## TO DO
Can you reproduce each of the records below line for line, without altering a single character?

## INPUT MATERIAL

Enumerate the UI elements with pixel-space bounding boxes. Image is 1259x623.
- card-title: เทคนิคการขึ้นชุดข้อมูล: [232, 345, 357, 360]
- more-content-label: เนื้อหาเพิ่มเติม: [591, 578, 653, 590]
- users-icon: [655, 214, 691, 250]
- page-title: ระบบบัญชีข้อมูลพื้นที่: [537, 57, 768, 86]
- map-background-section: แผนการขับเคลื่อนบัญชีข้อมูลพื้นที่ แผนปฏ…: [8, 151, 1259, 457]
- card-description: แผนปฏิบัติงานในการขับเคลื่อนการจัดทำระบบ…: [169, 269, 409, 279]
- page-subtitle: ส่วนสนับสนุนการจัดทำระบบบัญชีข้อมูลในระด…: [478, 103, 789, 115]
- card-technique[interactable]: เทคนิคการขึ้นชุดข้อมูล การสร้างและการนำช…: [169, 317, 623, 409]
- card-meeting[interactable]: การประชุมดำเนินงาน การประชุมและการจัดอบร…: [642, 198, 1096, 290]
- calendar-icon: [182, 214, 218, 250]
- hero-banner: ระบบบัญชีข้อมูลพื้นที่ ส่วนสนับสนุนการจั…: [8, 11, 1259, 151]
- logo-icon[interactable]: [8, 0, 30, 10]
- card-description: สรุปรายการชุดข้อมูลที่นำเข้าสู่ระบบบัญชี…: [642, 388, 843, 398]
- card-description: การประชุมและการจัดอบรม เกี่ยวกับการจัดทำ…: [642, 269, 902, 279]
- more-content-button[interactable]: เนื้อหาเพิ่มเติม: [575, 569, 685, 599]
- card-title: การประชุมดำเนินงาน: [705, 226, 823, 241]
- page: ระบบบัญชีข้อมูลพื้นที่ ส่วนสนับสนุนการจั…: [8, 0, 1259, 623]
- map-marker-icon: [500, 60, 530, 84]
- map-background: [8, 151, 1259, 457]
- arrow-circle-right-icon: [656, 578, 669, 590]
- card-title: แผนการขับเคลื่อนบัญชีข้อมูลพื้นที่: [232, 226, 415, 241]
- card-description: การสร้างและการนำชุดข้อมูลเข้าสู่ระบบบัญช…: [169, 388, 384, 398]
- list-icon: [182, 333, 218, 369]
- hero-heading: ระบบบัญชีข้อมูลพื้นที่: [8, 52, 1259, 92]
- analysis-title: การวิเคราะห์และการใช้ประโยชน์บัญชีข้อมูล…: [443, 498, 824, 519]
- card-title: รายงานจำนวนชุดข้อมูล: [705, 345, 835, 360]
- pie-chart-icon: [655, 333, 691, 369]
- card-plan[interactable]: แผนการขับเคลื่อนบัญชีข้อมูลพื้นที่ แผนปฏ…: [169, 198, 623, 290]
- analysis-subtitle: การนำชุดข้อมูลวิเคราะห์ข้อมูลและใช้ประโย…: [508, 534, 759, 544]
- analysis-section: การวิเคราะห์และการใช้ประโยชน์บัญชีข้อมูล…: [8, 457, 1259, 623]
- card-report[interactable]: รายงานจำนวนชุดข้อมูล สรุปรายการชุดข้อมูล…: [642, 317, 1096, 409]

## FINAL ANSWER
Enumerate the UI elements with pixel-space bounding boxes. Image is 1259x623.
- card-title: เทคนิคการขึ้นชุดข้อมูล: [232, 345, 357, 360]
- more-content-label: เนื้อหาเพิ่มเติม: [591, 578, 653, 590]
- users-icon: [655, 214, 691, 250]
- page-title: ระบบบัญชีข้อมูลพื้นที่: [537, 57, 768, 86]
- map-background-section: แผนการขับเคลื่อนบัญชีข้อมูลพื้นที่ แผนปฏ…: [8, 151, 1259, 457]
- card-description: แผนปฏิบัติงานในการขับเคลื่อนการจัดทำระบบ…: [169, 269, 409, 279]
- page-subtitle: ส่วนสนับสนุนการจัดทำระบบบัญชีข้อมูลในระด…: [478, 103, 789, 115]
- card-technique[interactable]: เทคนิคการขึ้นชุดข้อมูล การสร้างและการนำช…: [169, 317, 623, 409]
- card-meeting[interactable]: การประชุมดำเนินงาน การประชุมและการจัดอบร…: [642, 198, 1096, 290]
- calendar-icon: [182, 214, 218, 250]
- hero-banner: ระบบบัญชีข้อมูลพื้นที่ ส่วนสนับสนุนการจั…: [8, 11, 1259, 151]
- logo-icon[interactable]: [8, 0, 30, 10]
- card-description: สรุปรายการชุดข้อมูลที่นำเข้าสู่ระบบบัญชี…: [642, 388, 843, 398]
- card-description: การประชุมและการจัดอบรม เกี่ยวกับการจัดทำ…: [642, 269, 902, 279]
- more-content-button[interactable]: เนื้อหาเพิ่มเติม: [575, 569, 685, 599]
- card-title: การประชุมดำเนินงาน: [705, 226, 823, 241]
- page: ระบบบัญชีข้อมูลพื้นที่ ส่วนสนับสนุนการจั…: [8, 0, 1259, 623]
- map-marker-icon: [500, 60, 530, 84]
- map-background: [8, 151, 1259, 457]
- arrow-circle-right-icon: [656, 578, 669, 590]
- card-title: แผนการขับเคลื่อนบัญชีข้อมูลพื้นที่: [232, 226, 415, 241]
- card-description: การสร้างและการนำชุดข้อมูลเข้าสู่ระบบบัญช…: [169, 388, 384, 398]
- list-icon: [182, 333, 218, 369]
- hero-heading: ระบบบัญชีข้อมูลพื้นที่: [8, 52, 1259, 92]
- analysis-title: การวิเคราะห์และการใช้ประโยชน์บัญชีข้อมูล…: [443, 498, 824, 519]
- card-title: รายงานจำนวนชุดข้อมูล: [705, 345, 835, 360]
- pie-chart-icon: [655, 333, 691, 369]
- card-plan[interactable]: แผนการขับเคลื่อนบัญชีข้อมูลพื้นที่ แผนปฏ…: [169, 198, 623, 290]
- analysis-subtitle: การนำชุดข้อมูลวิเคราะห์ข้อมูลและใช้ประโย…: [508, 534, 759, 544]
- analysis-section: การวิเคราะห์และการใช้ประโยชน์บัญชีข้อมูล…: [8, 457, 1259, 623]
- card-report[interactable]: รายงานจำนวนชุดข้อมูล สรุปรายการชุดข้อมูล…: [642, 317, 1096, 409]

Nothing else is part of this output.